### The task
Which lines include the word "package"? Copy each of them.

### Dataset entries
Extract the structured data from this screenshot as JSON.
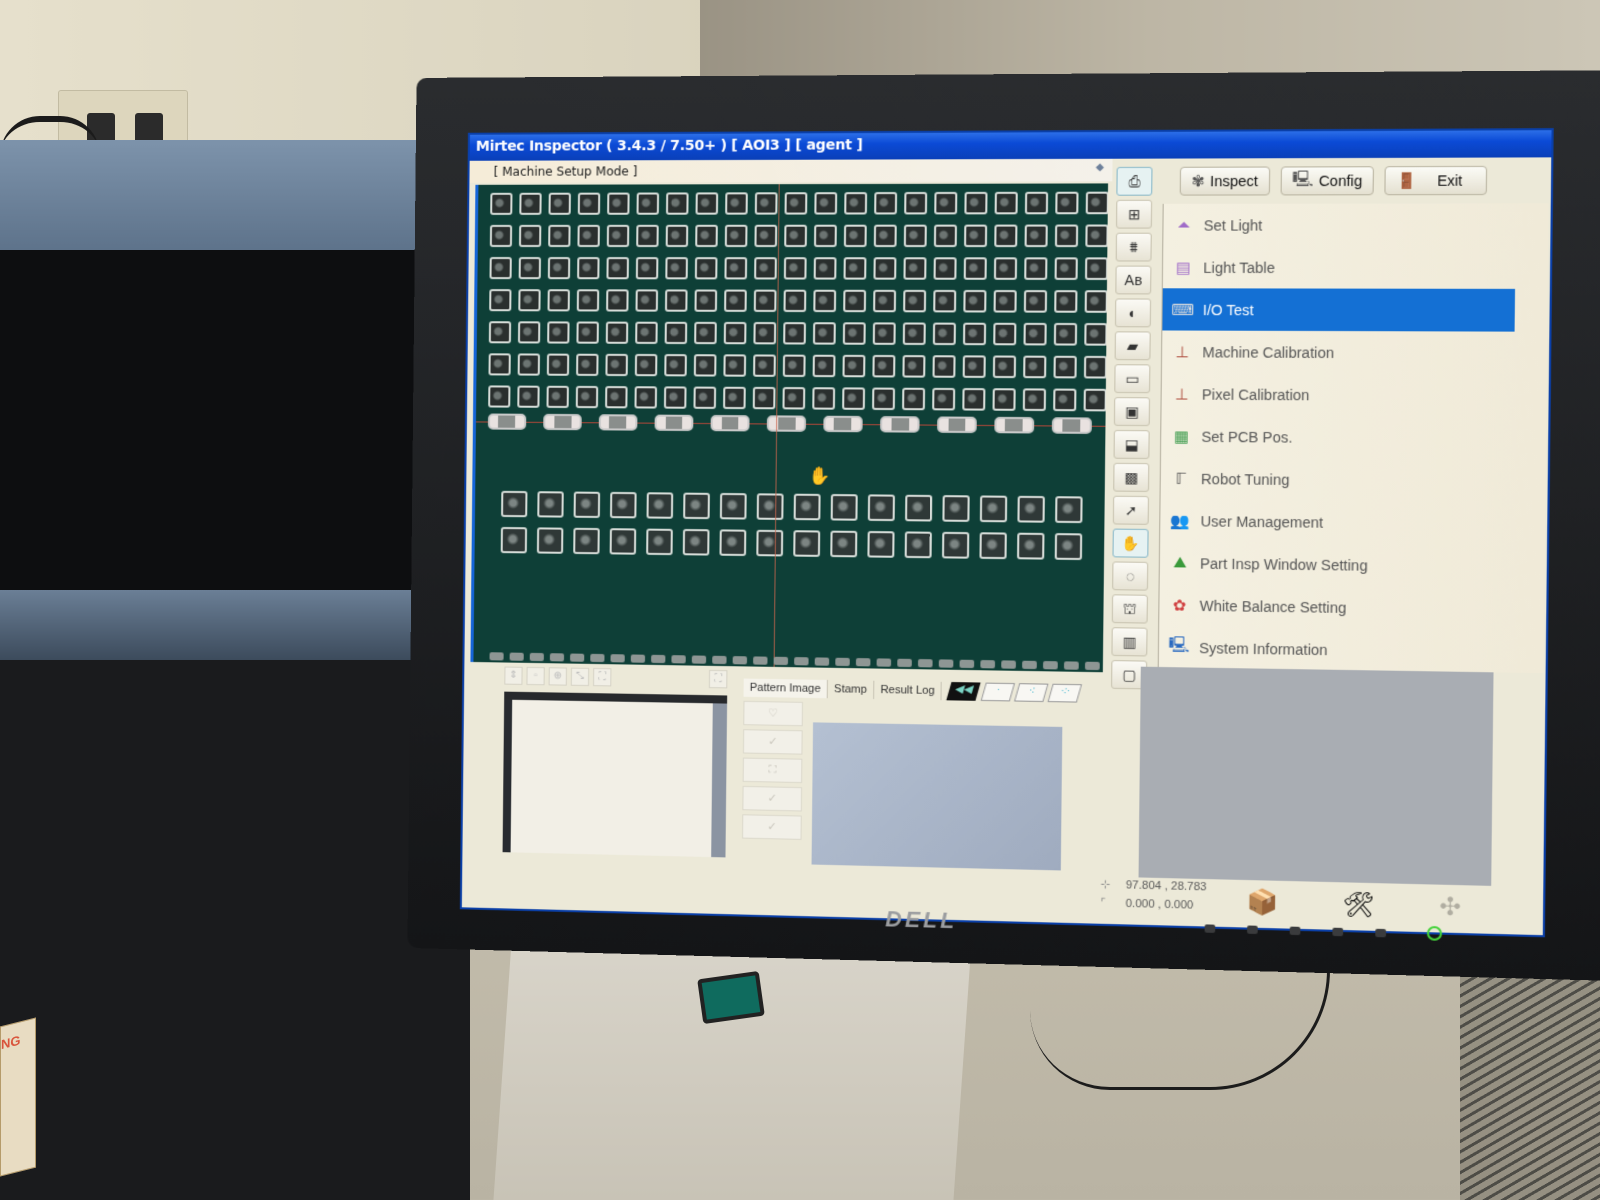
{
  "window": {
    "title": "Mirtec Inspector ( 3.4.3 / 7.50+ ) [ AOI3 ] [ agent ]",
    "mode_label": "[ Machine Setup Mode ]"
  },
  "toolbar": {
    "inspect_label": "Inspect",
    "config_label": "Config",
    "exit_label": "Exit",
    "inspect_icon": "gear-flower-icon",
    "config_icon": "config-computer-icon",
    "exit_icon": "exit-door-icon"
  },
  "menu": {
    "items": [
      {
        "label": "Set Light",
        "icon": "lamp-icon",
        "glyph": "⏶",
        "color": "#a06bc8"
      },
      {
        "label": "Light Table",
        "icon": "light-table-icon",
        "glyph": "▤",
        "color": "#a06bc8"
      },
      {
        "label": "I/O Test",
        "icon": "io-test-icon",
        "glyph": "⌨",
        "color": "#dddddd"
      },
      {
        "label": "Machine Calibration",
        "icon": "machine-calibration-icon",
        "glyph": "⊥",
        "color": "#b05040"
      },
      {
        "label": "Pixel Calibration",
        "icon": "pixel-calibration-icon",
        "glyph": "⊥",
        "color": "#b05040"
      },
      {
        "label": "Set PCB Pos.",
        "icon": "pcb-position-icon",
        "glyph": "▦",
        "color": "#3a9a4a"
      },
      {
        "label": "Robot Tuning",
        "icon": "robot-tuning-icon",
        "glyph": "ℾ",
        "color": "#555555"
      },
      {
        "label": "User Management",
        "icon": "users-icon",
        "glyph": "👥",
        "color": "#2a9ac0"
      },
      {
        "label": "Part Insp Window Setting",
        "icon": "part-window-icon",
        "glyph": "⛰",
        "color": "#3a9a3a"
      },
      {
        "label": "White Balance Setting",
        "icon": "rgb-balance-icon",
        "glyph": "✿",
        "color": "#d04040"
      },
      {
        "label": "System Information",
        "icon": "system-info-icon",
        "glyph": "🖳",
        "color": "#2a6ac0"
      }
    ],
    "selected_index": 2
  },
  "side_icons": [
    {
      "name": "teach-icon",
      "glyph": "⎙"
    },
    {
      "name": "grid-icon",
      "glyph": "⊞"
    },
    {
      "name": "profile-icon",
      "glyph": "⩩"
    },
    {
      "name": "text-ab-icon",
      "glyph": "Aʙ"
    },
    {
      "name": "contrast-icon",
      "glyph": "◐"
    },
    {
      "name": "chip-icon",
      "glyph": "▰"
    },
    {
      "name": "component-icon",
      "glyph": "▭"
    },
    {
      "name": "ic-package-icon",
      "glyph": "▣"
    },
    {
      "name": "connector-icon",
      "glyph": "⬓"
    },
    {
      "name": "sop-chip-icon",
      "glyph": "▩"
    },
    {
      "name": "pointer-icon",
      "glyph": "➚"
    },
    {
      "name": "hand-pan-icon",
      "glyph": "✋"
    },
    {
      "name": "rotate-icon",
      "glyph": "◌"
    },
    {
      "name": "conveyor-icon",
      "glyph": "⛫"
    },
    {
      "name": "save-icon",
      "glyph": "▥"
    },
    {
      "name": "document-icon",
      "glyph": "▢"
    }
  ],
  "bottom_tabs": {
    "pattern_image": "Pattern Image",
    "stamp": "Stamp",
    "result_log": "Result Log"
  },
  "coordinates": {
    "position": "97.804 , 28.783",
    "offset": "0.000 , 0.000"
  },
  "bottom_tools": [
    {
      "name": "package-box-icon",
      "glyph": "📦"
    },
    {
      "name": "tools-wrench-icon",
      "glyph": "🛠"
    },
    {
      "name": "disabled-tool-icon",
      "glyph": "✣"
    }
  ],
  "monitor": {
    "brand": "DELL"
  },
  "environment": {
    "warning_label_text": "NG"
  }
}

### Result of the exercise
      "name": "ic-package-icon",
      "name": "package-box-icon",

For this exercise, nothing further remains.